━━ Data section ━━
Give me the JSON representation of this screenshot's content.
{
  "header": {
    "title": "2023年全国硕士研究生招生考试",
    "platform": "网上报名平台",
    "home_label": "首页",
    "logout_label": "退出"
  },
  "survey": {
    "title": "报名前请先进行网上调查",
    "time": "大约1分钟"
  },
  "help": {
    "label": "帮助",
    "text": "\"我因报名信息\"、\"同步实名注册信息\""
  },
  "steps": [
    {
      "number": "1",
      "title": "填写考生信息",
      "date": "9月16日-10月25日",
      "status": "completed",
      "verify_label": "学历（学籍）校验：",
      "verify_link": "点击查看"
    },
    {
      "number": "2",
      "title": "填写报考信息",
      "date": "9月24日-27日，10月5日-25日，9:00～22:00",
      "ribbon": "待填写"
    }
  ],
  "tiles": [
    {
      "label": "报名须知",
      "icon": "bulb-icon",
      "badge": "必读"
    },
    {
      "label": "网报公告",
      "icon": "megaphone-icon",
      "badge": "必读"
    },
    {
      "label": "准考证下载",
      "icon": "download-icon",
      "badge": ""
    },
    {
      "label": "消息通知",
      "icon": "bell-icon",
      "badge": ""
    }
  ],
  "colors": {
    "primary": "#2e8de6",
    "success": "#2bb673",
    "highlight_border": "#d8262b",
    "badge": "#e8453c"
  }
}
━━━
* _Exercise_: From the data, pick out every line that includes "date".

* _Worked answer_:
      "date": "9月16日-10月25日",
      "date": "9月24日-27日，10月5日-25日，9:00～22:00",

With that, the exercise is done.